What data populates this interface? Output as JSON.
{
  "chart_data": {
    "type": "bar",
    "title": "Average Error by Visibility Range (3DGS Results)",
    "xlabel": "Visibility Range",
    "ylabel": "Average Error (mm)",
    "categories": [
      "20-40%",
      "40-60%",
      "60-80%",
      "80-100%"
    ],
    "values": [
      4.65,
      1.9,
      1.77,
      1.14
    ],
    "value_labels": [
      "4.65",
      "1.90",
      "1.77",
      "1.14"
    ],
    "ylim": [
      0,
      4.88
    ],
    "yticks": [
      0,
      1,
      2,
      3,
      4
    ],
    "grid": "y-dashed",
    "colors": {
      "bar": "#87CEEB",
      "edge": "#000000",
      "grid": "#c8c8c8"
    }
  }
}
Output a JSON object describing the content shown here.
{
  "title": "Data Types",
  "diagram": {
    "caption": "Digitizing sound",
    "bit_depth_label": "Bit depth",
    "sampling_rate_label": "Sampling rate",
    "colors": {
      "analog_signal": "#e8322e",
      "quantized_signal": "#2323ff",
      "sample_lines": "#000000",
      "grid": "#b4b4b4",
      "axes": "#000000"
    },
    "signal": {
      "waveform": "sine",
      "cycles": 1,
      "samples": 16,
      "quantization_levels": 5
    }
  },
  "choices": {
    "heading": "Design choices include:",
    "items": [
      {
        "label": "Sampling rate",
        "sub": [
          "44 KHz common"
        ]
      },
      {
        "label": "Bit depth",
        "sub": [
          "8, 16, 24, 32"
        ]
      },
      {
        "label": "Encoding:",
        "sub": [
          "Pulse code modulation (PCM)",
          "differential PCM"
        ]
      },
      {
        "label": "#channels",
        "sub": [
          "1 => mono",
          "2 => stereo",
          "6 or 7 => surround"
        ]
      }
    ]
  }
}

-=-=-

=== To do ===
For the entries shown above, give the number of lines that include the word "Output", without any other text.

=== Result of this exercise ===
2